_Excerpted data_
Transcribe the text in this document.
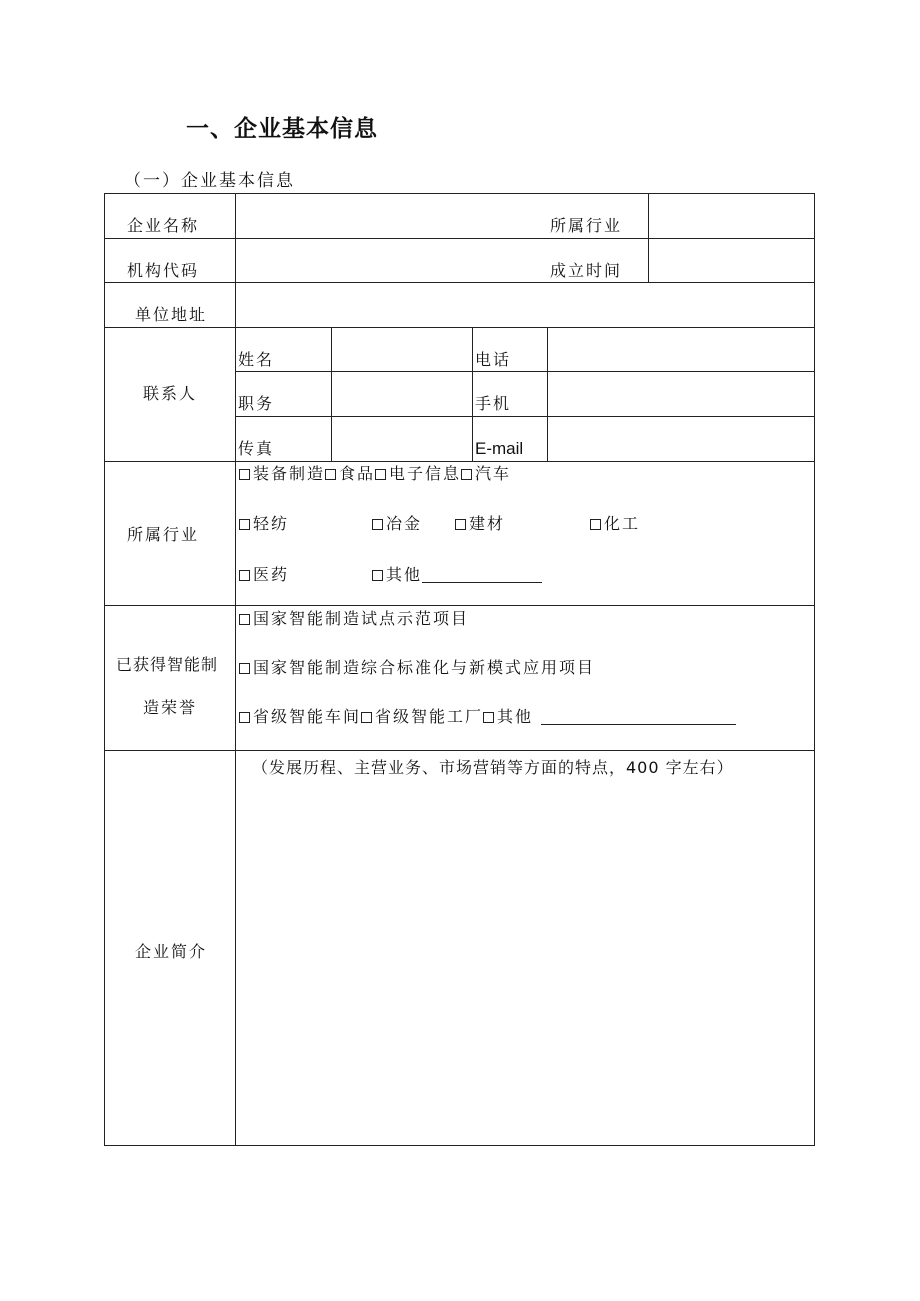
一、企业基本信息
（一）企业基本信息
企业名称	所属行业
机构代码	成立时间
单位地址
联系人
姓名	电话
职务	手机
传真	E-mail
所属行业
装备制造 食品 电子信息 汽车
轻纺	冶金	建材	化工
医药	其他
已获得智能制
造荣誉
国家智能制造试点示范项目
国家智能制造综合标准化与新模式应用项目
省级智能车间 省级智能工厂 其他
企业简介
（发展历程、主营业务、市场营销等方面的特点，400 字左右）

_Short exercise_
Could you reproduce every record above exactly, leaving out the pictures?

_Solution_
Transcribe the text in this document.
一、企业基本信息
（一）企业基本信息
企业名称	所属行业
机构代码	成立时间
单位地址
联系人
姓名	电话
职务	手机
传真	E-mail
所属行业
装备制造 食品 电子信息 汽车
轻纺	冶金	建材	化工
医药	其他
已获得智能制
造荣誉
国家智能制造试点示范项目
国家智能制造综合标准化与新模式应用项目
省级智能车间 省级智能工厂 其他
企业简介
（发展历程、主营业务、市场营销等方面的特点，400 字左右）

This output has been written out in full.